→ **WORK TO COMPLETE**:
a: In the forum thread on terrarium hides, what minimum time does the first poster let a siliconed hide air out before using it with spiders?
b: Reproduce the passage of the forum thread on terrarium hides from "---------- Post added" up to and including "has plenty haha)".

--- START SOURCE EXCERPT ---

I have found a great way to waterproof stuff like this.  I don't use cardboard tubes, but real bark from outside...... however have tried this on a paper towel roll and it works great.  First of all I collect the bark in the winter time so I know that there is no bugs in it.  Then When I pick out a piece to use for the desired terrarium, I stick it in the freezer over night JUST IN CASE.  Now this part is geared toward the bark AND your cardboard tube...... I then take the same silicone that I make my custom backdrop with ( Rob C youtube style).  Basically do the same thing as you do to backdrops..... figure out what part of the bark ( or cardboard tube )  will be in contact with the substrate...... then coat it with silicone and dry eco earth...... just like the foam backdrops....  This not only makes the tube or bark more "stable", but it also waterproofs it!!!  Just like any other silicone...... Let it sit and air out before using it with your spiders!!  I usually give it AT LEAST 48 hours.... sometimes 72 just in case.

So far since I started doing this to my bark hides, I have had about 90% less problems with mold and whatnot.....


----------



## BQC123 (Mar 14, 2011)

jonnyquong said:


> Superglue doesn't hold up to moisture.    Use 100% silicone caulk instead, and wait a few days for the outgassing to cease before placing the occupant in it's new home.


I always used superglue to adhere soft coral frags to rock. It is actually pretty darn waterproof. I don't know about it holding the weight over time though. I agree the silicone would be better for that.


----------



## blooms (Mar 14, 2011)

I usually use pvc pipe with bark siliconed to the outside.  It looks natural, but humiditiy is no problem.


----------



## Rob1985 (Mar 14, 2011)

isn't the "brown part of the toilet paper roll" usually in the toilet? Just curious lol ;P

---------- Post added at 11:55 AM ---------- Previous post was at 11:54 AM ----------




SarahAntula said:


> Only problem with using cardboard is that it tends to mold with any type of moisture.
> how about some empty pill bottles?  (your crazy friend SarahAntula has plenty haha)
> Also Try michaels for ceramic hides or home depot/lowes plumbing section you can find some nice T's for your T's. This also gives you an excuse to walk around the hardware store.
> Good luck


 are you eluding to being a prescription med addict or just on a lot of med


----------



## SarahAntula (Mar 14, 2011)

--- END SOURCE EXCERPT ---
--- START PROVIDED DATA ---

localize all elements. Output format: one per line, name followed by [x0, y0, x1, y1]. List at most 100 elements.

--- END PROVIDED DATA ---

→ **RESPONSES BY TASK**:
a: At least 48 hours.

b:
---------- Post added at 11:55 AM ---------- Previous post was at 11:54 AM ----------




SarahAntula said:


> Only problem with using cardboard is that it tends to mold with any type of moisture.
> how about some empty pill bottles?  (your crazy friend SarahAntula has plenty haha)